◆ **Problem requirements**
Where does the word "subtitle" occur in the entries below? Copy every line that has it.

[Data items]
################
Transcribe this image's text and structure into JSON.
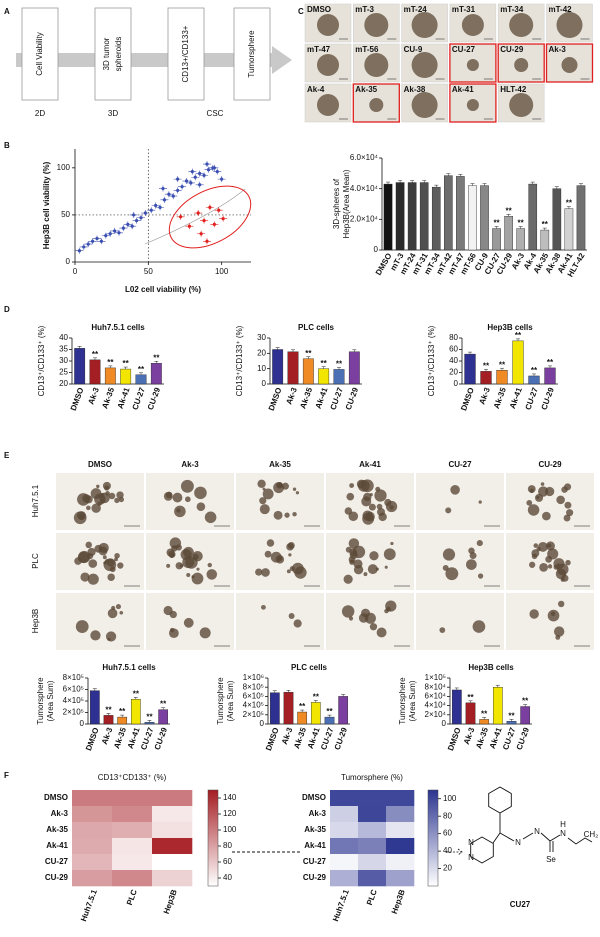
{
  "panel_labels": [
    "A",
    "B",
    "C",
    "D",
    "E",
    "F"
  ],
  "flow": {
    "steps": [
      [
        "Cell Viability"
      ],
      [
        "3D tumor",
        "spheroids"
      ],
      [
        "CD13+/CD133+"
      ],
      [
        "Tumorsphere"
      ]
    ],
    "stages": [
      "2D",
      "3D",
      "CSC"
    ]
  },
  "spheroid_images": {
    "labels": [
      "DMSO",
      "mT-3",
      "mT-24",
      "mT-31",
      "mT-34",
      "mT-42",
      "mT-47",
      "mT-56",
      "CU-9",
      "CU-27",
      "CU-29",
      "Ak-3",
      "Ak-4",
      "Ak-35",
      "Ak-38",
      "Ak-41",
      "HLT-42"
    ],
    "highlighted": [
      false,
      false,
      false,
      false,
      false,
      false,
      false,
      false,
      false,
      true,
      true,
      true,
      false,
      true,
      false,
      true,
      false
    ],
    "highlight_color": "#e02020"
  },
  "tumorsphere_images": {
    "columns": [
      "DMSO",
      "Ak-3",
      "Ak-35",
      "Ak-41",
      "CU-27",
      "CU-29"
    ],
    "rows": [
      "Huh7.5.1",
      "PLC",
      "Hep3B"
    ]
  },
  "structure": {
    "name": "CU27",
    "atoms": [
      "N",
      "N",
      "N",
      "N",
      "Se",
      "N",
      "H",
      "CH₂"
    ]
  },
  "chart_data": [
    {
      "type": "scatter",
      "x_label": "L02 cell viability (%)",
      "y_label": "Hep3B cell viability  (%)",
      "xlim": [
        0,
        120
      ],
      "ylim": [
        0,
        120
      ],
      "xticks": [
        0,
        50,
        100
      ],
      "yticks": [
        0,
        50,
        100
      ],
      "reference_lines": {
        "x": 50,
        "y": 50
      },
      "series": [
        {
          "color": "#3b4fb0",
          "x": [
            3,
            6,
            9,
            12,
            15,
            18,
            21,
            24,
            27,
            30,
            33,
            36,
            39,
            42,
            45,
            48,
            52,
            55,
            58,
            61,
            64,
            67,
            70,
            73,
            76,
            79,
            82,
            85,
            88,
            91,
            94,
            97,
            100,
            60,
            70,
            80,
            90,
            95,
            40,
            85
          ],
          "values": [
            12,
            16,
            19,
            22,
            25,
            22,
            28,
            30,
            33,
            31,
            36,
            40,
            38,
            44,
            47,
            52,
            55,
            60,
            58,
            66,
            72,
            70,
            76,
            80,
            86,
            84,
            90,
            94,
            92,
            98,
            100,
            96,
            88,
            78,
            88,
            96,
            104,
            100,
            50,
            82
          ]
        },
        {
          "color": "#e0201e",
          "x": [
            72,
            78,
            84,
            88,
            92,
            95,
            98,
            101,
            86,
            90
          ],
          "values": [
            48,
            38,
            52,
            44,
            58,
            40,
            55,
            46,
            30,
            22
          ]
        }
      ]
    },
    {
      "type": "bar",
      "y_label": [
        "3D-spheres of",
        "Hep3B(Area Mean)"
      ],
      "categories": [
        "DMSO",
        "mT-3",
        "mT-24",
        "mT-31",
        "mT-34",
        "mT-42",
        "mT-47",
        "mT-56",
        "CU-9",
        "CU-27",
        "CU-29",
        "Ak-3",
        "Ak-4",
        "Ak-35",
        "Ak-38",
        "Ak-41",
        "HLT-42"
      ],
      "values": [
        43000,
        44000,
        44000,
        44000,
        41000,
        48500,
        48000,
        42000,
        42000,
        14000,
        22000,
        14000,
        43000,
        13000,
        40000,
        27000,
        42000
      ],
      "significance": [
        null,
        null,
        null,
        null,
        null,
        null,
        null,
        null,
        null,
        "**",
        "**",
        "**",
        null,
        "**",
        null,
        "**",
        null
      ],
      "colors": [
        "#111111",
        "#2a2a2a",
        "#3d3d3d",
        "#505050",
        "#5e5e5e",
        "#6c6c6c",
        "#7a7a7a",
        "#f2f2f2",
        "#888888",
        "#9a9a9a",
        "#a4a4a4",
        "#b0b0b0",
        "#6a6a6a",
        "#bdbdbd",
        "#555555",
        "#d2d2d2",
        "#707070"
      ],
      "ylim": [
        0,
        60000
      ],
      "yticks": [
        0,
        {
          "value": 20000,
          "label": "2.0×10⁴"
        },
        {
          "value": 40000,
          "label": "4.0×10⁴"
        },
        {
          "value": 60000,
          "label": "6.0×10⁴"
        }
      ]
    },
    {
      "type": "bar",
      "title": "Huh7.5.1 cells",
      "y_label": [
        "CD13⁺/CD133⁺ (%)"
      ],
      "categories": [
        "DMSO",
        "Ak-3",
        "Ak-35",
        "Ak-41",
        "CU-27",
        "CU-29"
      ],
      "values": [
        35.5,
        30.5,
        27,
        26.5,
        24,
        29
      ],
      "significance": [
        null,
        "**",
        "**",
        "**",
        "**",
        "**"
      ],
      "colors": [
        "#2e3192",
        "#a31f24",
        "#f08a24",
        "#f2e500",
        "#4a6fb5",
        "#7b3fa0"
      ],
      "ylim": [
        20,
        40
      ],
      "yticks": [
        20,
        25,
        30,
        35,
        40
      ]
    },
    {
      "type": "bar",
      "title": "PLC cells",
      "y_label": [
        "CD13⁺/CD133⁺ (%)"
      ],
      "categories": [
        "DMSO",
        "Ak-3",
        "Ak-35",
        "Ak-41",
        "CU-27",
        "CU-29"
      ],
      "values": [
        22.5,
        21,
        16.5,
        10,
        9.5,
        21
      ],
      "significance": [
        null,
        null,
        "**",
        "**",
        "**",
        null
      ],
      "colors": [
        "#2e3192",
        "#a31f24",
        "#f08a24",
        "#f2e500",
        "#4a6fb5",
        "#7b3fa0"
      ],
      "ylim": [
        0,
        30
      ],
      "yticks": [
        0,
        10,
        20,
        30
      ]
    },
    {
      "type": "bar",
      "title": "Hep3B cells",
      "y_label": [
        "CD13⁺/CD133⁺ (%)"
      ],
      "categories": [
        "DMSO",
        "Ak-3",
        "Ak-35",
        "Ak-41",
        "CU-27",
        "CU-29"
      ],
      "values": [
        52,
        22,
        24,
        75,
        14,
        28
      ],
      "significance": [
        null,
        "**",
        "**",
        "**",
        "**",
        "**"
      ],
      "colors": [
        "#2e3192",
        "#a31f24",
        "#f08a24",
        "#f2e500",
        "#4a6fb5",
        "#7b3fa0"
      ],
      "ylim": [
        0,
        80
      ],
      "yticks": [
        0,
        20,
        40,
        60,
        80
      ]
    },
    {
      "type": "bar",
      "title": "Huh7.5.1 cells",
      "y_label": [
        "Tumorsphere",
        "(Area Sum)"
      ],
      "categories": [
        "DMSO",
        "Ak-3",
        "Ak-35",
        "Ak-41",
        "CU-27",
        "CU-29"
      ],
      "values": [
        580000,
        150000,
        120000,
        430000,
        30000,
        250000
      ],
      "significance": [
        null,
        "**",
        "**",
        "**",
        "**",
        "**"
      ],
      "colors": [
        "#2e3192",
        "#a31f24",
        "#f08a24",
        "#f2e500",
        "#4a6fb5",
        "#7b3fa0"
      ],
      "ylim": [
        0,
        800000
      ],
      "yticks": [
        0,
        {
          "value": 200000,
          "label": "2×10⁵"
        },
        {
          "value": 400000,
          "label": "4×10⁵"
        },
        {
          "value": 600000,
          "label": "6×10⁵"
        },
        {
          "value": 800000,
          "label": "8×10⁵"
        }
      ]
    },
    {
      "type": "bar",
      "title": "PLC cells",
      "y_label": [
        "Tumorsphere",
        "(Area Sum)"
      ],
      "categories": [
        "DMSO",
        "Ak-3",
        "Ak-35",
        "Ak-41",
        "CU-27",
        "CU-29"
      ],
      "values": [
        680000,
        690000,
        260000,
        470000,
        150000,
        600000
      ],
      "significance": [
        null,
        null,
        "**",
        "**",
        "**",
        null
      ],
      "colors": [
        "#2e3192",
        "#a31f24",
        "#f08a24",
        "#f2e500",
        "#4a6fb5",
        "#7b3fa0"
      ],
      "ylim": [
        0,
        1000000
      ],
      "yticks": [
        0,
        {
          "value": 200000,
          "label": "2×10⁵"
        },
        {
          "value": 400000,
          "label": "4×10⁵"
        },
        {
          "value": 600000,
          "label": "6×10⁵"
        },
        {
          "value": 800000,
          "label": "8×10⁵"
        },
        {
          "value": 1000000,
          "label": "1×10⁶"
        }
      ]
    },
    {
      "type": "bar",
      "title": "Hep3B cells",
      "y_label": [
        "Tumorsphere",
        "(Area Sum)"
      ],
      "categories": [
        "DMSO",
        "Ak-3",
        "Ak-35",
        "Ak-41",
        "CU-27",
        "CU-29"
      ],
      "values": [
        74000,
        46000,
        10000,
        80000,
        6000,
        38000
      ],
      "significance": [
        null,
        "**",
        "**",
        null,
        "**",
        "**"
      ],
      "colors": [
        "#2e3192",
        "#a31f24",
        "#f08a24",
        "#f2e500",
        "#4a6fb5",
        "#7b3fa0"
      ],
      "ylim": [
        0,
        100000
      ],
      "yticks": [
        0,
        {
          "value": 20000,
          "label": "2×10⁴"
        },
        {
          "value": 40000,
          "label": "4×10⁴"
        },
        {
          "value": 60000,
          "label": "6×10⁴"
        },
        {
          "value": 80000,
          "label": "8×10⁴"
        },
        {
          "value": 100000,
          "label": "1×10⁵"
        }
      ]
    },
    {
      "type": "heatmap",
      "title": "CD13⁺CD133⁺ (%)",
      "rows": [
        "DMSO",
        "Ak-3",
        "Ak-35",
        "Ak-41",
        "CU-27",
        "CU-29"
      ],
      "columns": [
        "Huh7.5.1",
        "PLC",
        "Hep3B"
      ],
      "values": [
        [
          100,
          100,
          100
        ],
        [
          86,
          93,
          42
        ],
        [
          76,
          73,
          46
        ],
        [
          75,
          44,
          144
        ],
        [
          68,
          42,
          27
        ],
        [
          82,
          93,
          54
        ]
      ],
      "color": "#a51d23",
      "zlim": [
        30,
        150
      ],
      "zticks": [
        40,
        60,
        80,
        100,
        120,
        140
      ]
    },
    {
      "type": "heatmap",
      "title": "Tumorsphere (%)",
      "rows": [
        "DMSO",
        "Ak-3",
        "Ak-35",
        "Ak-41",
        "CU-27",
        "CU-29"
      ],
      "columns": [
        "Huh7.5.1",
        "PLC",
        "Hep3B"
      ],
      "values": [
        [
          100,
          100,
          100
        ],
        [
          26,
          101,
          62
        ],
        [
          21,
          38,
          14
        ],
        [
          74,
          69,
          108
        ],
        [
          5,
          22,
          8
        ],
        [
          43,
          88,
          51
        ]
      ],
      "color": "#2c3590",
      "zlim": [
        0,
        110
      ],
      "zticks": [
        20,
        40,
        60,
        80,
        100
      ]
    }
  ]
}
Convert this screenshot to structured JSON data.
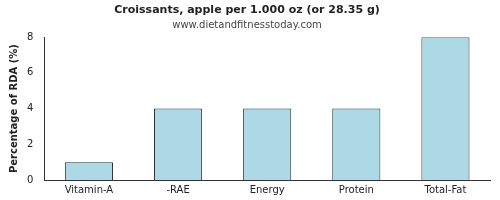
{
  "chart_data": {
    "type": "bar",
    "title": "Croissants, apple per 1.000 oz (or 28.35 g)",
    "subtitle": "www.dietandfitnesstoday.com",
    "y_label": "Percentage of RDA (%)",
    "categories": [
      "Vitamin-A",
      "-RAE",
      "Energy",
      "Protein",
      "Total-Fat"
    ],
    "values": [
      1,
      4,
      4,
      4,
      8
    ],
    "color": "#add8e6",
    "ylim": [
      0,
      8
    ],
    "yticks": [
      0,
      2,
      4,
      6,
      8
    ],
    "grid": false
  }
}
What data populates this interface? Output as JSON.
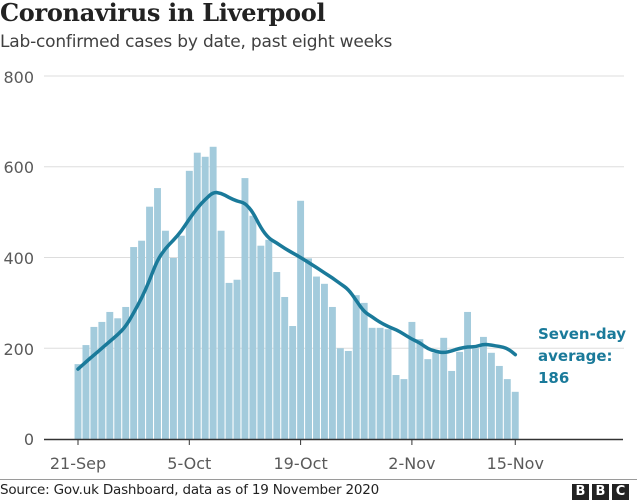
{
  "header": {
    "title": "Coronavirus in Liverpool",
    "subtitle": "Lab-confirmed cases by date, past eight weeks"
  },
  "footer": {
    "source": "Source: Gov.uk Dashboard, data as of 19 November 2020",
    "logo_letters": [
      "B",
      "B",
      "C"
    ]
  },
  "colors": {
    "bar": "#a3cbdc",
    "line": "#1a7a9a",
    "grid": "#dddddd",
    "axis": "#333333",
    "label": "#5a5a5a"
  },
  "chart_data": {
    "type": "bar",
    "title": "Coronavirus in Liverpool",
    "subtitle": "Lab-confirmed cases by date, past eight weeks",
    "xlabel": "",
    "ylabel": "",
    "ylim": [
      0,
      800
    ],
    "yticks": [
      0,
      200,
      400,
      600,
      800
    ],
    "ytick_labels": [
      "0",
      "200",
      "400",
      "600",
      "800"
    ],
    "grid": true,
    "start_date": "21-Sep",
    "xticks": [
      {
        "day_index": 0,
        "label": "21-Sep"
      },
      {
        "day_index": 14,
        "label": "5-Oct"
      },
      {
        "day_index": 28,
        "label": "19-Oct"
      },
      {
        "day_index": 42,
        "label": "2-Nov"
      },
      {
        "day_index": 55,
        "label": "15-Nov"
      }
    ],
    "series": [
      {
        "name": "Daily lab-confirmed cases",
        "type": "bar",
        "values": [
          165,
          207,
          247,
          258,
          280,
          266,
          291,
          423,
          437,
          512,
          553,
          459,
          399,
          448,
          591,
          631,
          622,
          644,
          459,
          344,
          351,
          575,
          492,
          426,
          439,
          368,
          313,
          249,
          525,
          398,
          358,
          342,
          291,
          200,
          194,
          317,
          300,
          245,
          245,
          242,
          141,
          132,
          258,
          220,
          176,
          190,
          223,
          150,
          192,
          280,
          200,
          225,
          190,
          161,
          132,
          104
        ]
      },
      {
        "name": "Seven-day average",
        "type": "line",
        "values": [
          154,
          170,
          185,
          200,
          215,
          230,
          248,
          278,
          310,
          350,
          395,
          420,
          438,
          458,
          485,
          509,
          528,
          544,
          542,
          532,
          524,
          520,
          500,
          465,
          442,
          432,
          420,
          410,
          400,
          389,
          378,
          366,
          355,
          342,
          330,
          305,
          280,
          269,
          257,
          248,
          241,
          231,
          220,
          212,
          199,
          193,
          190,
          194,
          200,
          203,
          203,
          209,
          207,
          204,
          200,
          186
        ]
      }
    ],
    "annotation": {
      "lines": [
        "Seven-day",
        "average:",
        "186"
      ],
      "series": "Seven-day average"
    }
  }
}
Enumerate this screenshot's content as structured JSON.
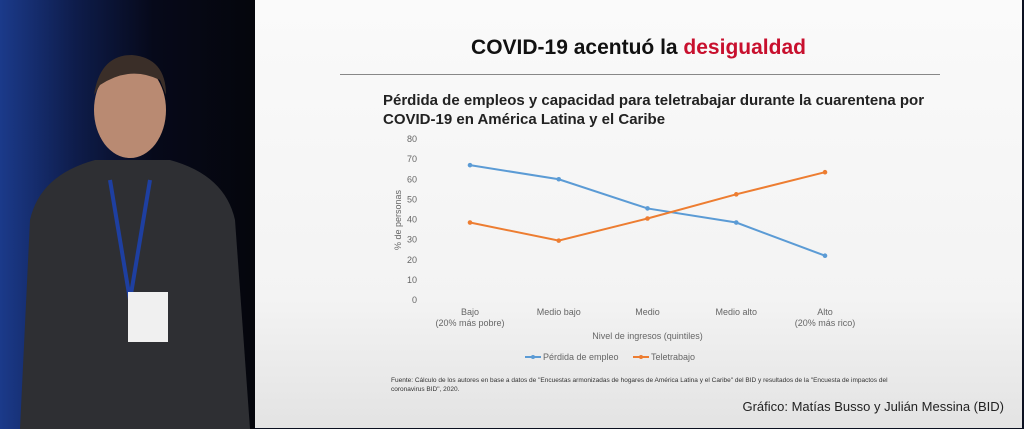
{
  "slide": {
    "title_prefix": "COVID-19 acentuó la ",
    "title_highlight": "desigualdad",
    "highlight_color": "#c8102e",
    "source": "Fuente: Cálculo de los autores en base a datos de \"Encuestas armonizadas de hogares de América Latina y el Caribe\" del BID y resultados de la \"Encuesta de impactos del coronavirus BID\", 2020.",
    "credit": "Gráfico: Matías Busso y Julián Messina (BID)"
  },
  "chart_data": {
    "type": "line",
    "title": "Pérdida de empleos y capacidad para teletrabajar durante la cuarentena por COVID-19 en América Latina y el Caribe",
    "xlabel": "Nivel de ingresos (quintiles)",
    "ylabel": "% de personas",
    "categories": [
      [
        "Bajo",
        "(20% más pobre)"
      ],
      [
        "Medio bajo",
        ""
      ],
      [
        "Medio",
        ""
      ],
      [
        "Medio alto",
        ""
      ],
      [
        "Alto",
        "(20% más rico)"
      ]
    ],
    "ylim": [
      0,
      80
    ],
    "yticks": [
      0,
      10,
      20,
      30,
      40,
      50,
      60,
      70,
      80
    ],
    "grid": false,
    "legend": "bottom",
    "series": [
      {
        "name": "Pérdida de empleo",
        "color": "#5b9bd5",
        "values": [
          67,
          60,
          45.5,
          38.5,
          22
        ]
      },
      {
        "name": "Teletrabajo",
        "color": "#ed7d31",
        "values": [
          38.5,
          29.5,
          40.5,
          52.5,
          63.5
        ]
      }
    ]
  }
}
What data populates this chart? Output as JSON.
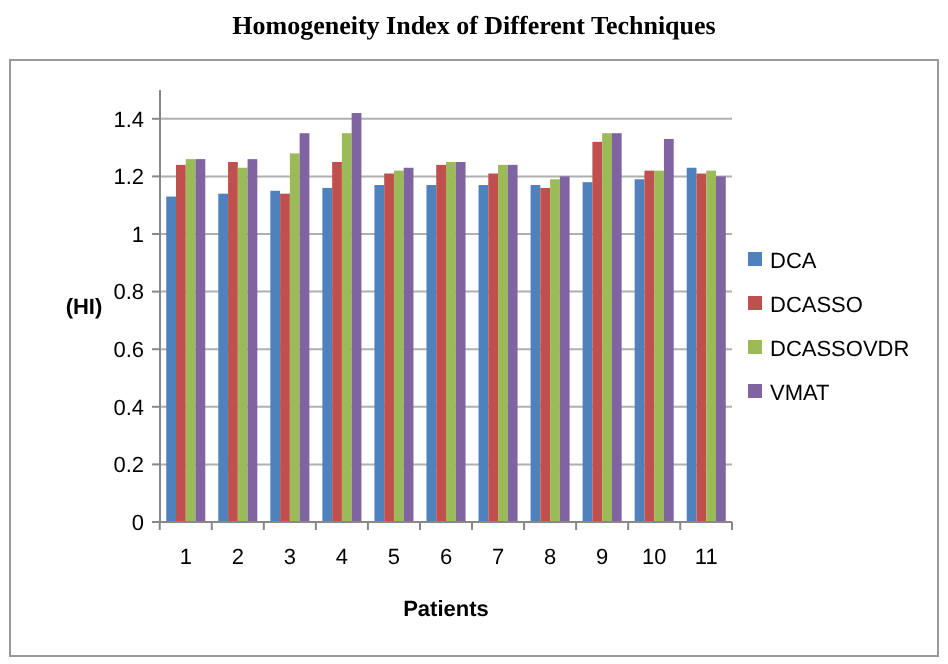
{
  "chart_data": {
    "type": "bar",
    "title": "Homogeneity Index of Different Techniques",
    "xlabel": "Patients",
    "ylabel": "(HI)",
    "categories": [
      "1",
      "2",
      "3",
      "4",
      "5",
      "6",
      "7",
      "8",
      "9",
      "10",
      "11"
    ],
    "series": [
      {
        "name": "DCA",
        "color": "#4f81bd",
        "values": [
          1.13,
          1.14,
          1.15,
          1.16,
          1.17,
          1.17,
          1.17,
          1.17,
          1.18,
          1.19,
          1.23
        ]
      },
      {
        "name": "DCASSO",
        "color": "#c0504d",
        "values": [
          1.24,
          1.25,
          1.14,
          1.25,
          1.21,
          1.24,
          1.21,
          1.16,
          1.32,
          1.22,
          1.21
        ]
      },
      {
        "name": "DCASSOVDR",
        "color": "#9bbb59",
        "values": [
          1.26,
          1.23,
          1.28,
          1.35,
          1.22,
          1.25,
          1.24,
          1.19,
          1.35,
          1.22,
          1.22
        ]
      },
      {
        "name": "VMAT",
        "color": "#8064a2",
        "values": [
          1.26,
          1.26,
          1.35,
          1.42,
          1.23,
          1.25,
          1.24,
          1.2,
          1.35,
          1.33,
          1.2
        ]
      }
    ],
    "ylim": [
      0,
      1.5
    ],
    "yticks": [
      0,
      {
        "value": 0.2,
        "label": "0.2"
      },
      {
        "value": 0.4,
        "label": "0.4"
      },
      {
        "value": 0.6,
        "label": "0.6"
      },
      {
        "value": 0.8,
        "label": "0.8"
      },
      1,
      {
        "value": 1.2,
        "label": "1.2"
      },
      {
        "value": 1.4,
        "label": "1.4"
      }
    ],
    "grid": "y",
    "legend": "right"
  }
}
################
◆ **Response area**
    "subtitle": "www.dietandfitnesstoday.com",
    "subtitle": "Lab-confirmed cases by date, past eight weeks"
    "subtitle": "Lab-confirmed cases by date, past eight weeks",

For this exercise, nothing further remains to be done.